--- start ---

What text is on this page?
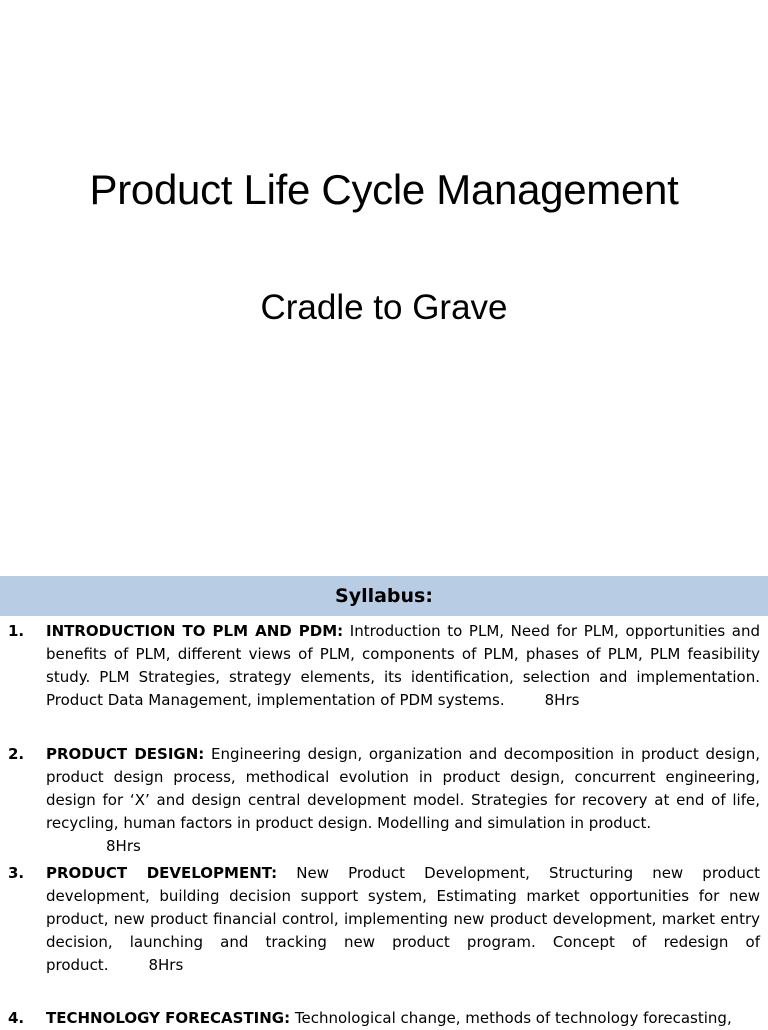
Product Life Cycle Management
Cradle to Grave
Syllabus:
1. INTRODUCTION TO PLM AND PDM: Introduction to PLM, Need for PLM, opportunities and benefits of PLM, different views of PLM, components of PLM, phases of PLM, PLM feasibility study. PLM Strategies, strategy elements, its identification, selection and implementation. Product Data Management, implementation of PDM systems.	8Hrs
2. PRODUCT DESIGN: Engineering design, organization and decomposition in product design, product design process, methodical evolution in product design, concurrent engineering, design for ‘X’ and design central development model. Strategies for recovery at end of life, recycling, human factors in product design. Modelling and simulation in product.
8Hrs
3. PRODUCT DEVELOPMENT: New Product Development, Structuring new product development, building decision support system, Estimating market opportunities for new product, new product financial control, implementing new product development, market entry decision, launching and tracking new product program. Concept of redesign of product.	8Hrs
4. TECHNOLOGY FORECASTING: Technological change, methods of technology forecasting,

--- end ---

▶ What this task involves:
All the records need to be repeated exactly, with the images dropped.

▶ Exercise answer:
What text is on this page?
Product Life Cycle Management
Cradle to Grave
Syllabus:
1. INTRODUCTION TO PLM AND PDM: Introduction to PLM, Need for PLM, opportunities and benefits of PLM, different views of PLM, components of PLM, phases of PLM, PLM feasibility study. PLM Strategies, strategy elements, its identification, selection and implementation. Product Data Management, implementation of PDM systems.	8Hrs
2. PRODUCT DESIGN: Engineering design, organization and decomposition in product design, product design process, methodical evolution in product design, concurrent engineering, design for ‘X’ and design central development model. Strategies for recovery at end of life, recycling, human factors in product design. Modelling and simulation in product.
8Hrs
3. PRODUCT DEVELOPMENT: New Product Development, Structuring new product development, building decision support system, Estimating market opportunities for new product, new product financial control, implementing new product development, market entry decision, launching and tracking new product program. Concept of redesign of product.	8Hrs
4. TECHNOLOGY FORECASTING: Technological change, methods of technology forecasting,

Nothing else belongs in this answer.